_Task to carry out:_
Can you pull out every line of the data below that contains the word "title"? Only matches with the same letter case count.

--------------------

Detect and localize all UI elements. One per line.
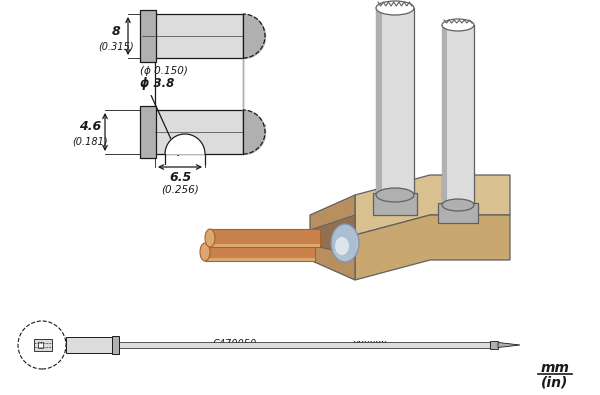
Text: C470050: C470050 xyxy=(213,339,257,349)
Polygon shape xyxy=(498,342,520,348)
Bar xyxy=(140,106,156,158)
Bar xyxy=(210,244,320,247)
Bar xyxy=(112,336,119,354)
Bar xyxy=(119,342,490,348)
Bar xyxy=(210,229,320,247)
Polygon shape xyxy=(310,215,355,255)
Bar xyxy=(155,14,243,58)
Bar xyxy=(155,110,243,154)
Bar xyxy=(438,203,478,223)
Ellipse shape xyxy=(335,237,349,255)
Text: (0.181): (0.181) xyxy=(72,136,108,146)
Ellipse shape xyxy=(200,243,210,261)
Polygon shape xyxy=(355,175,510,235)
Bar xyxy=(490,341,498,349)
Bar xyxy=(66,337,112,353)
Bar xyxy=(373,193,417,215)
Ellipse shape xyxy=(331,224,359,262)
Polygon shape xyxy=(165,134,205,154)
Text: 8: 8 xyxy=(112,24,121,38)
Ellipse shape xyxy=(376,188,414,202)
Bar xyxy=(442,25,474,205)
Ellipse shape xyxy=(442,19,474,31)
Bar xyxy=(38,342,43,348)
Ellipse shape xyxy=(376,1,414,15)
Text: ϕ 3.8: ϕ 3.8 xyxy=(140,77,174,90)
Text: 6.5: 6.5 xyxy=(169,171,191,184)
Ellipse shape xyxy=(442,199,474,211)
Text: (0.315): (0.315) xyxy=(98,41,134,51)
Text: (0.256): (0.256) xyxy=(161,184,199,194)
Bar xyxy=(34,339,52,351)
Bar xyxy=(442,25,447,205)
Bar xyxy=(376,8,382,195)
Text: 4.6: 4.6 xyxy=(79,120,101,132)
Bar xyxy=(140,10,156,62)
Ellipse shape xyxy=(205,229,215,247)
Polygon shape xyxy=(310,195,355,280)
Text: xxxxxx: xxxxxx xyxy=(353,339,387,349)
Text: (ϕ 0.150): (ϕ 0.150) xyxy=(140,66,188,76)
Text: (in): (in) xyxy=(541,375,569,389)
Bar xyxy=(376,8,414,195)
Text: mm: mm xyxy=(541,361,569,375)
Bar xyxy=(205,243,315,261)
Bar xyxy=(205,258,315,261)
Polygon shape xyxy=(355,215,510,280)
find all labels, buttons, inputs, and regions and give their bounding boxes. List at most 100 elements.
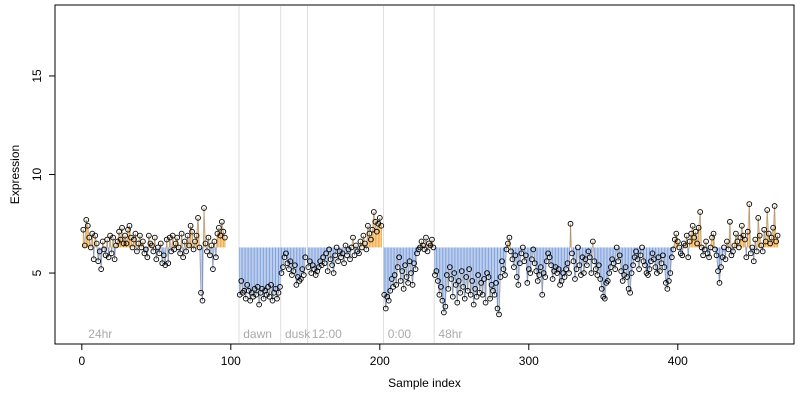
x-axis-label: Sample index — [388, 376, 461, 390]
data-point — [293, 282, 300, 288]
data-point — [750, 258, 757, 265]
data-point — [518, 250, 525, 257]
data-point — [734, 238, 741, 245]
data-point — [528, 256, 535, 263]
data-point — [581, 270, 587, 276]
data-point — [494, 305, 501, 312]
data-point — [762, 238, 769, 245]
data-point — [561, 274, 568, 280]
data-point — [655, 254, 662, 261]
data-point — [503, 246, 510, 253]
data-point — [657, 268, 663, 274]
data-point — [274, 295, 280, 302]
data-point — [435, 278, 441, 284]
data-point — [138, 244, 145, 251]
data-point — [439, 297, 446, 304]
data-point — [651, 256, 657, 263]
data-point — [585, 248, 592, 255]
data-point — [174, 234, 181, 241]
data-point — [633, 248, 639, 255]
data-point — [92, 232, 99, 239]
data-point — [534, 278, 541, 284]
data-point — [508, 248, 514, 255]
data-point — [572, 276, 578, 282]
data-point — [496, 311, 502, 318]
data-point — [588, 270, 595, 276]
data-point — [773, 238, 779, 245]
data-point — [442, 303, 449, 310]
data-point — [470, 301, 477, 308]
data-point — [192, 238, 198, 245]
data-point — [356, 250, 362, 257]
data-point — [475, 272, 481, 278]
data-point — [564, 260, 571, 267]
data-point — [360, 232, 367, 239]
data-point — [433, 268, 440, 274]
data-point — [646, 266, 653, 272]
data-point — [715, 268, 721, 274]
data-point — [347, 256, 353, 263]
data-point — [171, 246, 178, 253]
data-point — [247, 297, 254, 304]
data-point — [143, 246, 149, 253]
data-point — [527, 270, 534, 276]
data-point — [137, 232, 143, 239]
data-point — [575, 244, 581, 251]
data-point — [183, 248, 189, 255]
data-point — [256, 301, 262, 308]
data-point — [169, 232, 176, 239]
data-point — [582, 256, 589, 263]
data-point — [393, 282, 400, 288]
data-point — [366, 230, 373, 237]
data-point — [104, 236, 110, 243]
x-tick-label: 400 — [668, 354, 688, 368]
data-point — [332, 252, 338, 259]
data-point — [198, 289, 204, 296]
data-point — [707, 244, 714, 251]
data-point — [388, 276, 395, 282]
data-point — [327, 256, 334, 263]
data-point — [731, 242, 738, 249]
data-point — [454, 299, 461, 306]
data-point — [736, 244, 742, 251]
phase-dividers — [238, 6, 435, 343]
data-point — [110, 234, 116, 241]
data-point — [189, 228, 195, 235]
data-point — [93, 240, 100, 247]
data-point — [695, 224, 702, 231]
data-point — [661, 264, 668, 270]
data-point — [87, 244, 94, 251]
data-point — [457, 289, 464, 296]
data-point — [156, 250, 163, 257]
data-point — [607, 264, 614, 270]
data-point — [598, 285, 605, 292]
data-point — [244, 282, 251, 288]
data-point — [443, 272, 450, 278]
data-point — [627, 289, 633, 296]
data-point — [278, 270, 285, 276]
data-point — [703, 238, 709, 245]
data-point — [673, 230, 680, 237]
data-point — [630, 262, 636, 269]
data-point — [591, 258, 598, 265]
data-point — [105, 254, 112, 261]
data-point — [365, 222, 371, 229]
data-point — [546, 254, 553, 261]
data-point — [491, 291, 498, 298]
data-point — [204, 248, 210, 255]
data-point — [165, 260, 172, 267]
phase-label: 0:00 — [388, 327, 412, 341]
data-point — [706, 254, 712, 261]
data-point — [403, 274, 410, 280]
data-point — [238, 278, 245, 284]
data-point — [90, 256, 97, 263]
data-point — [266, 293, 273, 300]
data-point — [543, 258, 550, 265]
data-point — [308, 270, 315, 276]
data-point — [148, 242, 155, 249]
data-point — [101, 246, 108, 253]
data-point — [530, 246, 537, 253]
data-point — [739, 222, 745, 229]
data-point — [202, 240, 209, 247]
data-point — [297, 276, 304, 282]
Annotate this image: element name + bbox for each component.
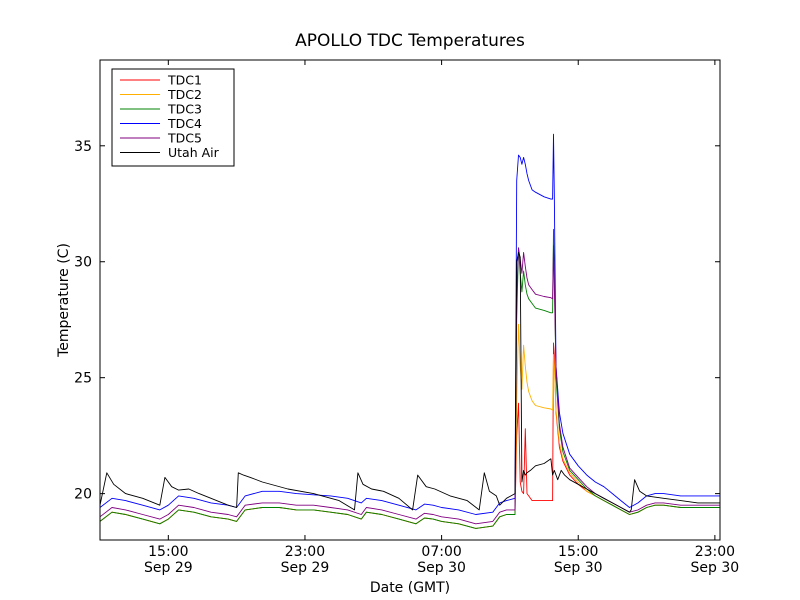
legend-label: TDC2 xyxy=(167,87,202,102)
legend-label: TDC3 xyxy=(167,102,202,117)
x-tick-label-date: Sep 29 xyxy=(144,560,193,576)
y-axis-label: Temperature (C) xyxy=(56,243,72,358)
series-line-tdc4 xyxy=(99,133,720,515)
y-tick-label: 30 xyxy=(74,255,92,271)
x-tick-label-time: 15:00 xyxy=(558,544,598,560)
legend-label: TDC4 xyxy=(167,116,202,131)
y-tick-label: 35 xyxy=(74,139,92,155)
x-tick-label-time: 23:00 xyxy=(695,544,735,560)
chart-title: APOLLO TDC Temperatures xyxy=(295,31,525,51)
x-tick-label-date: Sep 29 xyxy=(281,560,330,576)
plot-frame xyxy=(99,59,721,541)
y-tick-label: 20 xyxy=(74,487,92,503)
series-line-utah-air xyxy=(99,252,720,513)
x-axis-label: Date (GMT) xyxy=(370,580,450,596)
legend-label: TDC1 xyxy=(167,73,202,88)
x-tick-label-date: Sep 30 xyxy=(691,560,740,576)
y-axis: 20 25 30 35 xyxy=(74,139,720,503)
x-tick-label-time: 23:00 xyxy=(285,544,325,560)
legend-label: TDC5 xyxy=(167,131,202,146)
series-line-tdc5 xyxy=(99,245,720,525)
legend-frame xyxy=(111,68,235,167)
y-tick-label: 25 xyxy=(74,371,92,387)
series-line-tdc1 xyxy=(99,342,720,529)
x-tick-label-date: Sep 30 xyxy=(554,560,603,576)
x-tick-label-date: Sep 30 xyxy=(417,560,466,576)
x-tick-label-time: 15:00 xyxy=(148,544,188,560)
series-line-tdc3 xyxy=(99,228,720,529)
legend-label: Utah Air xyxy=(168,145,220,160)
x-tick-label-time: 07:00 xyxy=(421,544,461,560)
series-layer xyxy=(99,133,720,529)
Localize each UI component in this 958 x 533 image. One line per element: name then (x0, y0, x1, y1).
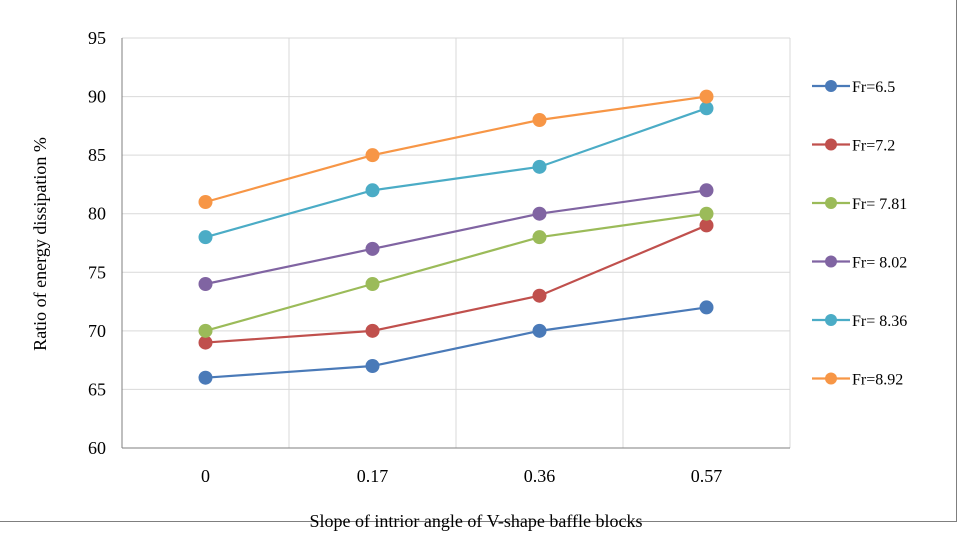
legend-label: Fr=7.2 (852, 138, 895, 155)
legend-label: Fr= 8.02 (852, 255, 907, 272)
data-point (198, 335, 213, 350)
x-tick-label: 0.17 (357, 466, 389, 486)
legend-entry: Fr= 8.02 (812, 255, 907, 272)
series-group (198, 101, 714, 245)
legend-marker (825, 138, 837, 151)
series (198, 89, 714, 385)
series-group (198, 300, 714, 385)
data-point (365, 241, 380, 256)
legend-entry: Fr=8.92 (812, 372, 903, 389)
grid (122, 37, 791, 448)
legend-label: Fr=8.92 (852, 372, 903, 389)
series-line (205, 107, 707, 239)
legend-entry: Fr=7.2 (812, 138, 895, 155)
data-point (532, 113, 547, 127)
series-group (198, 183, 714, 291)
data-point (532, 288, 547, 303)
data-point (699, 183, 714, 198)
axes (121, 38, 790, 449)
data-point (365, 148, 380, 163)
data-point (198, 230, 213, 245)
x-tick-label: 0.57 (691, 466, 723, 486)
legend-marker (825, 372, 837, 385)
y-tick-label: 75 (88, 262, 106, 282)
series-line (205, 95, 707, 204)
data-point (699, 206, 714, 221)
series-line (205, 212, 707, 332)
series-line (205, 224, 707, 344)
data-point (198, 277, 213, 291)
y-tick-label: 60 (88, 438, 106, 458)
legend-entry: Fr= 7.81 (812, 196, 907, 213)
tick-labels: 60 65 70 75 80 85 90 95 0 0.17 0.36 0.57 (88, 28, 722, 486)
legend-marker (825, 314, 837, 326)
data-point (699, 300, 714, 315)
data-point (365, 359, 380, 373)
data-point (532, 206, 547, 221)
data-point (532, 323, 547, 338)
data-point (198, 195, 213, 209)
data-point (365, 183, 380, 198)
data-point (532, 159, 547, 174)
x-tick-label: 0.36 (524, 466, 556, 486)
legend-label: Fr=6.5 (852, 79, 895, 96)
data-point (365, 277, 380, 291)
x-axis-title: Slope of intrior angle of V-shape baffle… (309, 511, 642, 531)
data-point (198, 323, 213, 338)
data-point (532, 230, 547, 245)
legend-label: Fr= 8.36 (852, 313, 907, 330)
chart-frame (0, 0, 957, 522)
y-axis-title: Ratio of energy dissipation % (30, 137, 50, 351)
series-group (198, 89, 714, 209)
data-point (699, 89, 714, 104)
legend: Fr=6.5 Fr=7.2 Fr= 7.81 Fr= 8.02 Fr= 8.36 Fr=8… (812, 79, 907, 389)
legend-marker (825, 80, 837, 92)
y-tick-label: 95 (88, 28, 106, 48)
legend-entry: Fr=6.5 (812, 79, 895, 96)
series-group (198, 206, 714, 338)
y-tick-label: 80 (88, 204, 106, 224)
y-tick-label: 90 (88, 87, 106, 107)
legend-marker (825, 255, 837, 268)
legend-entry: Fr= 8.36 (812, 313, 907, 330)
legend-label: Fr= 7.81 (852, 196, 907, 213)
data-point (699, 218, 714, 233)
legend-marker (825, 197, 837, 209)
x-tick-label: 0 (201, 466, 210, 486)
series-line (205, 189, 707, 286)
y-tick-label: 70 (88, 321, 106, 341)
y-tick-label: 65 (88, 379, 106, 399)
y-tick-label: 85 (88, 145, 106, 165)
data-point (365, 323, 380, 338)
data-point (198, 370, 213, 385)
series-line (205, 306, 707, 379)
series-group (198, 218, 714, 350)
data-point (699, 101, 714, 116)
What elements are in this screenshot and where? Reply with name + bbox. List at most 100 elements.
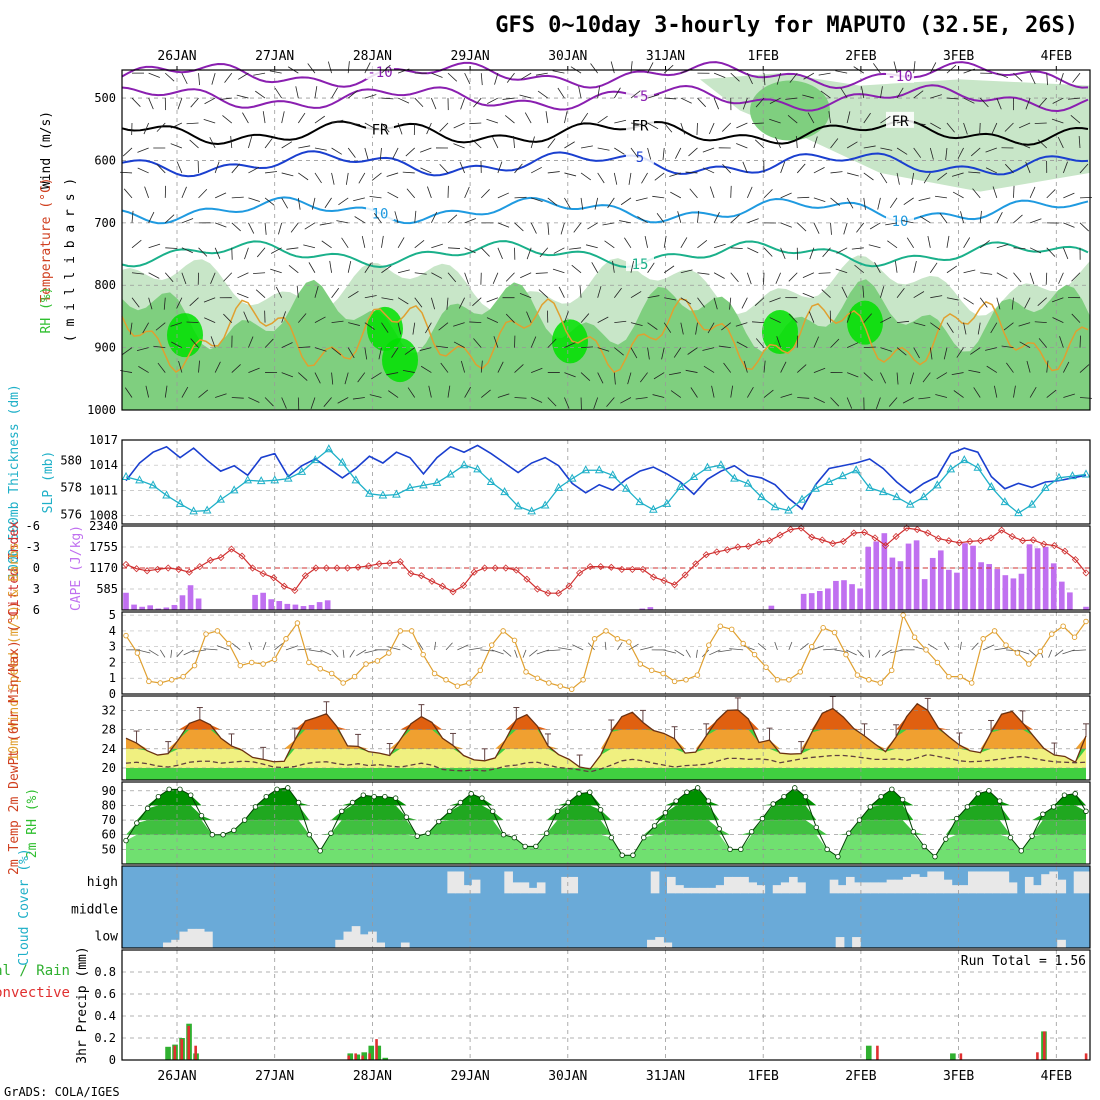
lifted-marker xyxy=(892,532,900,541)
wind-barb xyxy=(1037,297,1048,306)
wind-speed-marker xyxy=(591,636,598,642)
wind-barb xyxy=(298,346,311,349)
wind-barb xyxy=(597,347,610,352)
cloud-high-bar xyxy=(772,885,782,894)
wind-barb xyxy=(597,286,602,298)
cloud-axis-label: Cloud Cover (%) xyxy=(17,848,32,965)
wind-barb xyxy=(311,197,316,210)
wind-barb xyxy=(347,347,355,359)
cloud-high-bar xyxy=(463,885,473,894)
wind-barb xyxy=(447,72,458,82)
cape-bar xyxy=(954,572,960,610)
slp-marker xyxy=(987,481,996,491)
pressure-tick-label: 600 xyxy=(94,153,116,167)
cloud-high-bar xyxy=(1049,871,1058,894)
wind-barb xyxy=(994,647,1009,651)
wind-barb xyxy=(754,297,765,307)
wind-barb xyxy=(614,347,624,356)
slp-marker xyxy=(959,455,969,464)
cape-bar xyxy=(147,605,154,610)
rh-marker xyxy=(802,793,809,800)
slp-marker xyxy=(459,460,469,469)
temp-tick-label: 28 xyxy=(102,723,116,737)
wind-barb xyxy=(186,321,199,324)
wind-speed-marker xyxy=(226,640,232,647)
wind-barb xyxy=(755,97,765,108)
rh-marker xyxy=(943,836,949,842)
wind-barb xyxy=(951,172,964,177)
precip-convective-bar xyxy=(368,1053,371,1060)
rh-marker xyxy=(651,823,658,829)
cape-bar xyxy=(155,608,162,610)
slp-marker xyxy=(1054,472,1064,481)
wind-barb xyxy=(957,147,964,159)
cloud-high-bar xyxy=(943,879,953,894)
wind-barb xyxy=(1013,272,1022,283)
wind-barb xyxy=(381,297,394,301)
wind-barb xyxy=(338,197,349,206)
wind-barb xyxy=(414,97,424,108)
rh-marker xyxy=(845,830,852,836)
wind-barb xyxy=(953,390,964,398)
wind-barb xyxy=(713,297,718,310)
rh-marker xyxy=(997,798,1003,804)
wind-barb xyxy=(780,247,786,260)
wind-barb xyxy=(597,372,604,384)
lifted-marker xyxy=(396,558,404,566)
cape-bar xyxy=(195,598,202,610)
wind-barb xyxy=(192,649,207,653)
slp-marker xyxy=(216,494,225,503)
wind-speed-marker xyxy=(580,677,586,683)
wind-barb xyxy=(1051,118,1064,124)
wind-barb xyxy=(564,311,569,323)
wind-barb xyxy=(164,72,175,82)
wind-barb xyxy=(796,222,807,232)
wind-barb xyxy=(137,649,151,654)
wind-barb xyxy=(656,212,665,224)
wind-barb xyxy=(564,141,575,149)
wind-barb xyxy=(963,237,971,249)
cape-bar xyxy=(131,604,137,610)
temp-band-yellow xyxy=(126,748,1086,768)
wind-barb xyxy=(913,122,926,126)
wind-barb xyxy=(593,397,599,409)
cloud-high-bar xyxy=(789,876,798,894)
wind-barb xyxy=(347,260,352,273)
wind-barb xyxy=(780,222,792,228)
wind-barb xyxy=(323,397,332,407)
cloud-high-bar xyxy=(683,887,692,894)
wind-barb xyxy=(170,649,173,658)
lifted-marker xyxy=(322,564,331,572)
wind-barb xyxy=(789,72,798,83)
wind-barb xyxy=(963,269,976,274)
lifted-marker xyxy=(702,551,710,559)
wind-barb xyxy=(763,389,774,398)
wind-barb xyxy=(356,649,367,657)
wind-barb xyxy=(641,172,648,184)
rh-marker xyxy=(964,804,971,810)
rh-axis-label: RH (%) xyxy=(39,287,54,334)
lifted-marker xyxy=(238,552,246,560)
wind-barb xyxy=(1052,97,1064,104)
lifted-marker xyxy=(850,529,858,537)
cloud-high-bar xyxy=(723,876,733,894)
rh-marker xyxy=(209,832,215,838)
wind-barb xyxy=(713,97,720,110)
wind-barb xyxy=(640,646,654,651)
lifted-marker xyxy=(913,525,921,534)
wind-barb xyxy=(281,172,294,177)
cloud-cover-panel: high middle low Cloud Cover (%) xyxy=(17,848,1091,966)
lifted-marker xyxy=(618,565,626,573)
lifted-marker xyxy=(597,563,605,571)
wind-barb xyxy=(813,397,825,403)
wind-barb xyxy=(298,372,308,381)
wind-barb xyxy=(539,247,549,258)
wind-barb xyxy=(821,289,831,298)
cape-bar xyxy=(768,605,775,610)
lifted-marker xyxy=(1019,537,1027,545)
wind-barb xyxy=(170,122,183,129)
cloud-high-bar xyxy=(911,874,920,894)
wind-barb xyxy=(231,163,240,174)
lifted-marker xyxy=(576,569,584,577)
wind-barb xyxy=(1063,393,1075,398)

--------------------

_Response to the task:_
chart-title: APOLLO TDC Temperatures xyxy=(295,31,525,51)
x-axis-title: Slope of intrior angle of V-shape baffle… (309, 511, 642, 531)
y-axis-title: Ratio of energy dissipation % (30, 137, 50, 351)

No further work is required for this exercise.